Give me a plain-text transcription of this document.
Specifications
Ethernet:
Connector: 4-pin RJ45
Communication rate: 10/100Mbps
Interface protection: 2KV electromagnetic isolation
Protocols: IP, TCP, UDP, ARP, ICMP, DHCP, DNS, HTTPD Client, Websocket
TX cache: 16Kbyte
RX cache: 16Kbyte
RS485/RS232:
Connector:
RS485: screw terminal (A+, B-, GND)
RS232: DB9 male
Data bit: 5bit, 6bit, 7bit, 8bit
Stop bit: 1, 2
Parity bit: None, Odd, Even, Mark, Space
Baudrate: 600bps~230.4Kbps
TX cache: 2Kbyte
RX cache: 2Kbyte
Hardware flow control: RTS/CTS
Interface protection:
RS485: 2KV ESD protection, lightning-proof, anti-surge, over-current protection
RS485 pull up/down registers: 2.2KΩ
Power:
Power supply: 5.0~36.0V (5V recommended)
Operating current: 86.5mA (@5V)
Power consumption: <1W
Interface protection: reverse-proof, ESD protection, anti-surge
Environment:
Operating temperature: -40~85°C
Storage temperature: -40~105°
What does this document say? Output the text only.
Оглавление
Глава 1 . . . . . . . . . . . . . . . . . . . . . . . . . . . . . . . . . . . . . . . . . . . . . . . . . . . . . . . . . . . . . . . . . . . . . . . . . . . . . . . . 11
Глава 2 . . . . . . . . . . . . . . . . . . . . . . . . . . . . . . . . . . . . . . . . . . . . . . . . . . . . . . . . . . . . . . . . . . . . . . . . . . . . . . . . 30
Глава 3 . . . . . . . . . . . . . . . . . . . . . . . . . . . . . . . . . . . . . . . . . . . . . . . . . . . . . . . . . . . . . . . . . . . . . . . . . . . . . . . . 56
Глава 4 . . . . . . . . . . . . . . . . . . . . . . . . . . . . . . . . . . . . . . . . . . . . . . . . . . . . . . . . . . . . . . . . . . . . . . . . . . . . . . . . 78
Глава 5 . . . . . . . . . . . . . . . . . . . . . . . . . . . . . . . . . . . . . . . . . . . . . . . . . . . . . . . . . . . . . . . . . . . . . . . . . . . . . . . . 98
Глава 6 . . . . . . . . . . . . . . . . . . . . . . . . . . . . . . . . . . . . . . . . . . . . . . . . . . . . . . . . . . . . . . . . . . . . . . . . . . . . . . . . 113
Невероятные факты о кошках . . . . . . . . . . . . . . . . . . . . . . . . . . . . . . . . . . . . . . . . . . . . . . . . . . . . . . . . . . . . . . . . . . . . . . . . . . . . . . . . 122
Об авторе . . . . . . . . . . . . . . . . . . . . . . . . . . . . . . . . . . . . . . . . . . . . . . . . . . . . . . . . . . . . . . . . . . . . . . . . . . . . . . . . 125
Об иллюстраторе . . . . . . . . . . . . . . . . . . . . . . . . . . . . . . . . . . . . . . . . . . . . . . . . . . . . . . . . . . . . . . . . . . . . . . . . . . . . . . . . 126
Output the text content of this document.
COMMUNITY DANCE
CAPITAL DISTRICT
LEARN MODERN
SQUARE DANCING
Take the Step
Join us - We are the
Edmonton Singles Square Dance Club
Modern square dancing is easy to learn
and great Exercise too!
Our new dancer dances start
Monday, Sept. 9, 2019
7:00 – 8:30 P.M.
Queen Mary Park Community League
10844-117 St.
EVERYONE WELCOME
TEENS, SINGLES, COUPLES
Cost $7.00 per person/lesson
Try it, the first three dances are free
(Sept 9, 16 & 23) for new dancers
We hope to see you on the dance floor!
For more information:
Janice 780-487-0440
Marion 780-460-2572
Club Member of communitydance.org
● ● ● ●
Stated task:
Pull out each line containing the word "this" and copy it.

Exercise answer:
Give me a plain-text transcription of this document.
What does this document say? Output the text only.
Output the text content of this document.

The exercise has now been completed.